EXERCISE GOAL -
Copy every line of the entries below verbatim, omitting the pictures from your output.

DATA IN THIS EXERCISE -
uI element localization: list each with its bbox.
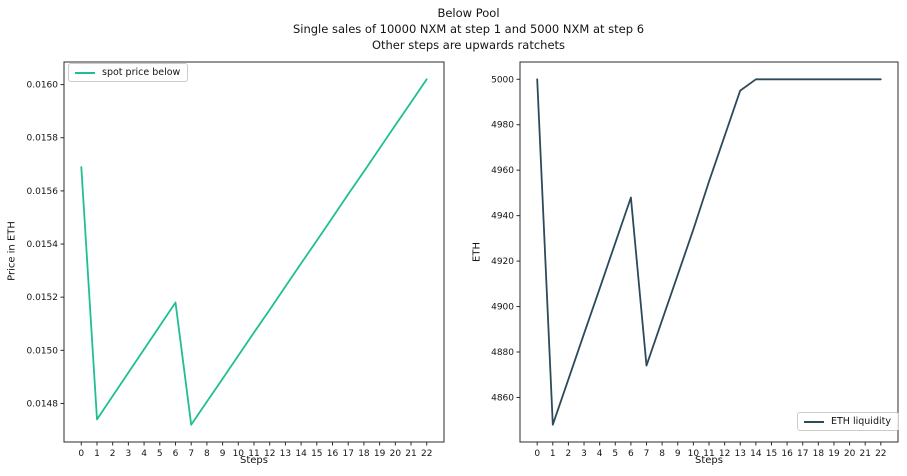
y-tick-label: 0.0154 [27,240,59,250]
x-tick-label: 10 [233,449,245,459]
x-tick-label: 7 [188,449,194,459]
y-tick-label: 4980 [491,121,514,131]
x-tick-label: 8 [659,449,665,459]
x-tick-label: 13 [280,449,291,459]
eth-liquidity-line-swatch [804,420,824,423]
x-tick-label: 21 [405,449,416,459]
x-tick-label: 20 [390,449,402,459]
x-tick-label: 1 [94,449,100,459]
x-tick-label: 18 [813,449,825,459]
y-tick-label: 4880 [491,348,514,358]
series-line-0 [80,78,428,426]
x-tick-label: 20 [844,449,856,459]
x-tick-label: 10 [688,449,700,459]
y-tick-label: 4960 [491,166,514,176]
left-x-axis-label: Steps [240,455,268,466]
y-tick-label: 4900 [491,303,514,313]
x-tick-label: 17 [342,449,353,459]
x-tick-label: 2 [566,449,572,459]
y-tick-label: 4940 [491,212,514,222]
left-legend-label: spot price below [102,67,181,78]
x-tick-label: 2 [110,449,116,459]
right-y-axis-label: ETH [471,242,483,262]
series-line-1 [536,78,882,426]
x-tick-label: 1 [550,449,556,459]
x-tick-label: 16 [327,449,339,459]
x-tick-label: 11 [248,449,259,459]
x-tick-label: 12 [264,449,275,459]
right-legend: ETH liquidity [797,412,899,431]
title-line-3: Other steps are upwards ratchets [371,38,566,52]
x-tick-label: 8 [204,449,210,459]
x-tick-label: 0 [534,449,540,459]
x-tick-label: 19 [828,449,840,459]
x-tick-label: 12 [719,449,730,459]
left-y-axis-label: Price in ETH [6,221,18,281]
x-tick-label: 3 [126,449,132,459]
x-tick-label: 4 [597,449,603,459]
spot-price-line-swatch [75,71,95,74]
x-tick-label: 22 [421,449,432,459]
y-tick-label: 0.0152 [27,293,59,303]
y-tick-label: 0.0158 [27,134,59,144]
x-tick-label: 6 [173,449,179,459]
x-tick-label: 7 [644,449,650,459]
title-line-2: Single sales of 10000 NXM at step 1 and … [292,22,645,36]
x-tick-label: 16 [781,449,793,459]
y-tick-label: 4860 [491,393,514,403]
x-tick-label: 18 [358,449,370,459]
x-tick-label: 14 [295,449,307,459]
x-tick-label: 9 [675,449,681,459]
y-tick-label: 0.0156 [27,187,59,197]
axes-spines [519,61,899,443]
x-tick-label: 5 [612,449,618,459]
left-legend: spot price below [68,63,189,82]
x-tick-label: 9 [220,449,226,459]
x-tick-label: 4 [141,449,147,459]
x-tick-label: 15 [311,449,322,459]
x-tick-label: 19 [374,449,386,459]
x-tick-label: 13 [735,449,746,459]
figure-title: Below Pool Single sales of 10000 NXM at … [15,5,907,53]
x-tick-label: 21 [859,449,870,459]
x-tick-label: 22 [875,449,886,459]
y-tick-label: 0.0150 [27,346,59,356]
x-tick-label: 11 [703,449,714,459]
y-tick-label: 0.0160 [27,81,59,91]
y-tick-label: 4920 [491,257,514,267]
x-tick-label: 17 [797,449,808,459]
y-tick-label: 5000 [491,75,514,85]
title-line-1: Below Pool [437,6,500,20]
x-tick-label: 15 [766,449,777,459]
x-tick-label: 5 [157,449,163,459]
x-tick-label: 14 [750,449,762,459]
right-x-axis-label: Steps [695,455,723,466]
x-tick-label: 0 [78,449,84,459]
x-tick-label: 3 [581,449,587,459]
y-tick-label: 0.0148 [27,399,59,409]
right-legend-label: ETH liquidity [831,416,891,427]
x-tick-label: 6 [628,449,634,459]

COMPLETED EXERCISE -
uI element localization: list each with its bbox.
y-tick-label: 0.0154 [27,240,59,250]
x-tick-label: 10 [233,449,245,459]
x-tick-label: 7 [188,449,194,459]
y-tick-label: 4980 [491,121,514,131]
x-tick-label: 8 [659,449,665,459]
x-tick-label: 13 [280,449,291,459]
eth-liquidity-line-swatch [804,420,824,423]
x-tick-label: 21 [405,449,416,459]
x-tick-label: 20 [390,449,402,459]
x-tick-label: 1 [94,449,100,459]
x-tick-label: 18 [813,449,825,459]
y-tick-label: 4880 [491,348,514,358]
series-line-0 [80,78,428,426]
x-tick-label: 20 [844,449,856,459]
x-tick-label: 10 [688,449,700,459]
y-tick-label: 4960 [491,166,514,176]
left-x-axis-label: Steps [240,455,268,466]
y-tick-label: 4900 [491,303,514,313]
x-tick-label: 17 [342,449,353,459]
x-tick-label: 2 [566,449,572,459]
y-tick-label: 4940 [491,212,514,222]
left-legend-label: spot price below [102,67,181,78]
x-tick-label: 2 [110,449,116,459]
right-y-axis-label: ETH [471,242,483,262]
series-line-1 [536,78,882,426]
x-tick-label: 1 [550,449,556,459]
x-tick-label: 16 [327,449,339,459]
x-tick-label: 11 [248,449,259,459]
x-tick-label: 12 [264,449,275,459]
right-legend: ETH liquidity [797,412,899,431]
title-line-3: Other steps are upwards ratchets [371,38,566,52]
x-tick-label: 8 [204,449,210,459]
x-tick-label: 0 [534,449,540,459]
x-tick-label: 19 [828,449,840,459]
x-tick-label: 12 [719,449,730,459]
left-y-axis-label: Price in ETH [6,221,18,281]
x-tick-label: 3 [126,449,132,459]
x-tick-label: 4 [597,449,603,459]
spot-price-line-swatch [75,71,95,74]
x-tick-label: 22 [421,449,432,459]
y-tick-label: 0.0152 [27,293,59,303]
y-tick-label: 0.0158 [27,134,59,144]
x-tick-label: 6 [173,449,179,459]
x-tick-label: 7 [644,449,650,459]
title-line-2: Single sales of 10000 NXM at step 1 and … [292,22,645,36]
x-tick-label: 16 [781,449,793,459]
y-tick-label: 4860 [491,393,514,403]
x-tick-label: 18 [358,449,370,459]
x-tick-label: 14 [295,449,307,459]
x-tick-label: 9 [675,449,681,459]
y-tick-label: 0.0156 [27,187,59,197]
axes-spines [519,61,899,443]
x-tick-label: 5 [612,449,618,459]
left-legend: spot price below [68,63,189,82]
x-tick-label: 9 [220,449,226,459]
x-tick-label: 4 [141,449,147,459]
x-tick-label: 15 [311,449,322,459]
x-tick-label: 19 [374,449,386,459]
x-tick-label: 13 [735,449,746,459]
figure-title: Below Pool Single sales of 10000 NXM at … [15,5,907,53]
x-tick-label: 21 [859,449,870,459]
x-tick-label: 22 [875,449,886,459]
y-tick-label: 0.0150 [27,346,59,356]
x-tick-label: 11 [703,449,714,459]
y-tick-label: 0.0160 [27,81,59,91]
y-tick-label: 4920 [491,257,514,267]
x-tick-label: 17 [797,449,808,459]
y-tick-label: 5000 [491,75,514,85]
title-line-1: Below Pool [437,6,500,20]
x-tick-label: 15 [766,449,777,459]
x-tick-label: 5 [157,449,163,459]
x-tick-label: 14 [750,449,762,459]
right-x-axis-label: Steps [695,455,723,466]
x-tick-label: 0 [78,449,84,459]
x-tick-label: 3 [581,449,587,459]
y-tick-label: 0.0148 [27,399,59,409]
right-legend-label: ETH liquidity [831,416,891,427]
x-tick-label: 6 [628,449,634,459]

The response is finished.